_Task brief:_ From the records below, copy every line that contains the word "ญหาย".

_Data extracted from a collection:_
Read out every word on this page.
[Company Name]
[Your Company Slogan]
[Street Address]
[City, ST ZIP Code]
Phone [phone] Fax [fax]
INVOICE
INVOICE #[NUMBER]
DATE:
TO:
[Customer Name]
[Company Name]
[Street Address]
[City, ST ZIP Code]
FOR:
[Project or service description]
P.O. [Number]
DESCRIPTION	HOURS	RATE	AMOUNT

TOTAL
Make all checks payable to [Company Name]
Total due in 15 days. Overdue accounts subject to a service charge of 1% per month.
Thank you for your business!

* * *

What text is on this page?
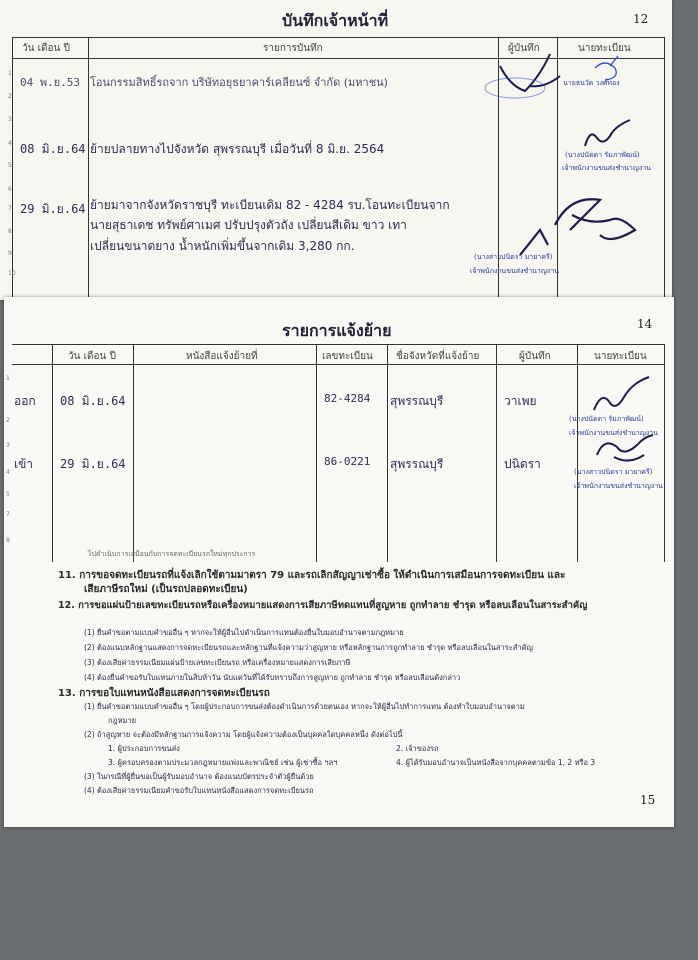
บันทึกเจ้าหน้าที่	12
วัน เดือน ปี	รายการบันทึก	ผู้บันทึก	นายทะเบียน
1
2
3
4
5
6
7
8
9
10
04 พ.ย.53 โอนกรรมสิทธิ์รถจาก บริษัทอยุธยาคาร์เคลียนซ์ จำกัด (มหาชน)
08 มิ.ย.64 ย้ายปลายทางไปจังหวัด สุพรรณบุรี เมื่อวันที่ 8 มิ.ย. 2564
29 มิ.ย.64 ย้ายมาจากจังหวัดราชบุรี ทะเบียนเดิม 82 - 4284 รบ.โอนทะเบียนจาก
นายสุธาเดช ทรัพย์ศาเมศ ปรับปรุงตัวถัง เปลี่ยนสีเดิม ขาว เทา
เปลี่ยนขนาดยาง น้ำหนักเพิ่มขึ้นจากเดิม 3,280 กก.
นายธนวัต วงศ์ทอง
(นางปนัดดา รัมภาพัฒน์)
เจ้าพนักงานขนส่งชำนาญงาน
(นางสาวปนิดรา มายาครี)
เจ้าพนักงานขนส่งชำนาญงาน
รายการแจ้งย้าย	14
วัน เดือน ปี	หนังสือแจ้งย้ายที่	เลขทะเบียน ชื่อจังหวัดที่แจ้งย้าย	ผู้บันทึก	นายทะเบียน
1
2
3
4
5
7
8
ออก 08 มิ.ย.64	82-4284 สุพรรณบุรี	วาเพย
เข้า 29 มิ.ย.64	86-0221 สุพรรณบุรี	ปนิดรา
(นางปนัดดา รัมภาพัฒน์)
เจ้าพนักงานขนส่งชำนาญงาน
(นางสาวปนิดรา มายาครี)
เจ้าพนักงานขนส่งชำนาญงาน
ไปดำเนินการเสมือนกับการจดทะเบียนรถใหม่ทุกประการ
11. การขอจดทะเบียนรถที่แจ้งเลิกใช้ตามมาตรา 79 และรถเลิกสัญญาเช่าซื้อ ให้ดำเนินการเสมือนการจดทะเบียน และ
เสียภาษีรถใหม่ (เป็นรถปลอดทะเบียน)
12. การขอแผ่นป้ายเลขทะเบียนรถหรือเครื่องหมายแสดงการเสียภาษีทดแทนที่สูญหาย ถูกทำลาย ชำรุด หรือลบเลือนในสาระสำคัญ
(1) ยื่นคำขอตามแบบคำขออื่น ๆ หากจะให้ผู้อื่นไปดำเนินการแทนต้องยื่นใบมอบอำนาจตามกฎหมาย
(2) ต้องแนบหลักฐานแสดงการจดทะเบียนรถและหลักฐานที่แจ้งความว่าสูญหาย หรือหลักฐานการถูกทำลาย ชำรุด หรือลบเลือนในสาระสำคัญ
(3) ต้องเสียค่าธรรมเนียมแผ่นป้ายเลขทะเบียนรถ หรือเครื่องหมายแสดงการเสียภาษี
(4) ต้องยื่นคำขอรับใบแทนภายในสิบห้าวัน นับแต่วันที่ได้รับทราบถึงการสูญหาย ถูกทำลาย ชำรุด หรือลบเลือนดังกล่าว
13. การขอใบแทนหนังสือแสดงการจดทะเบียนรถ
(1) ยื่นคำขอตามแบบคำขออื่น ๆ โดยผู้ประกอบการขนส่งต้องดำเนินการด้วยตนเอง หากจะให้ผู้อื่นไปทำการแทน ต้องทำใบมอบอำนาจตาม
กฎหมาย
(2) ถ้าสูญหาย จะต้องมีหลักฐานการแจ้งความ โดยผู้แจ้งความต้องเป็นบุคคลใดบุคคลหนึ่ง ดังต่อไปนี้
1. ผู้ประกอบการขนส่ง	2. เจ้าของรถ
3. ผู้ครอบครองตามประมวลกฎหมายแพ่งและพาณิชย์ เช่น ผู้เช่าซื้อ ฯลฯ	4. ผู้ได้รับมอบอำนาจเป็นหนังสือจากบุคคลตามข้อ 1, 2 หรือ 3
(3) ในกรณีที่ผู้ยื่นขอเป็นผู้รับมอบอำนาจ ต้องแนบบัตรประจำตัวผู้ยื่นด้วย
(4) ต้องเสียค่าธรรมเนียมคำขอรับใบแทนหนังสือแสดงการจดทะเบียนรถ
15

_Exercise answer:_
12. การขอแผ่นป้ายเลขทะเบียนรถหรือเครื่องหมายแสดงการเสียภาษีทดแทนที่สูญหาย ถูกทำลาย ชำรุด หรือลบเลือนในสาระสำคัญ
(2) ต้องแนบหลักฐานแสดงการจดทะเบียนรถและหลักฐานที่แจ้งความว่าสูญหาย หรือหลักฐานการถูกทำลาย ชำรุด หรือลบเลือนในสาระสำคัญ
(4) ต้องยื่นคำขอรับใบแทนภายในสิบห้าวัน นับแต่วันที่ได้รับทราบถึงการสูญหาย ถูกทำลาย ชำรุด หรือลบเลือนดังกล่าว
(2) ถ้าสูญหาย จะต้องมีหลักฐานการแจ้งความ โดยผู้แจ้งความต้องเป็นบุคคลใดบุคคลหนึ่ง ดังต่อไปนี้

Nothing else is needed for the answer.